__WRITTEN REQUEST__.
Copy whichever lines contain the string "antenna".

#### INPUT ####

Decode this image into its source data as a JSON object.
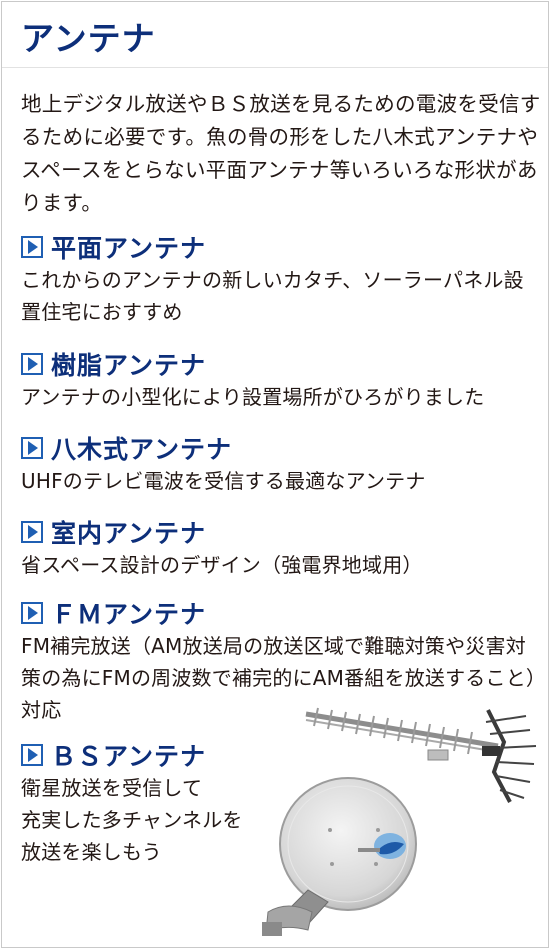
{
  "title": "アンテナ",
  "intro": "地上デジタル放送やＢＳ放送を見るための電波を受信するために必要です。魚の骨の形をした八木式アンテナやスペースをとらない平面アンテナ等いろいろな形状があります。",
  "sections": [
    {
      "title": "平面アンテナ",
      "desc": "これからのアンテナの新しいカタチ、ソーラーパネル設置住宅におすすめ"
    },
    {
      "title": "樹脂アンテナ",
      "desc": "アンテナの小型化により設置場所がひろがりました"
    },
    {
      "title": "八木式アンテナ",
      "desc": "UHFのテレビ電波を受信する最適なアンテナ"
    },
    {
      "title": "室内アンテナ",
      "desc": "省スペース設計のデザイン（強電界地域用）"
    },
    {
      "title": "ＦＭアンテナ",
      "desc": "FM補完放送（AM放送局の放送区域で難聴対策や災害対策の為にFMの周波数で補完的にAM番組を放送すること）対応"
    },
    {
      "title": "ＢＳアンテナ",
      "desc_lines": [
        "衛星放送を受信して",
        "充実した多チャンネルを",
        "放送を楽しもう"
      ]
    }
  ],
  "colors": {
    "heading": "#0d2f7a",
    "accent": "#1f5fb3",
    "text": "#231815",
    "border": "#c9c9c9"
  },
  "icons": [
    "play-triangle-icon",
    "yagi-antenna-image",
    "bs-dish-antenna-image"
  ]
}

####

__RESULT BELOW__.
    "yagi-antenna-image",
    "bs-dish-antenna-image"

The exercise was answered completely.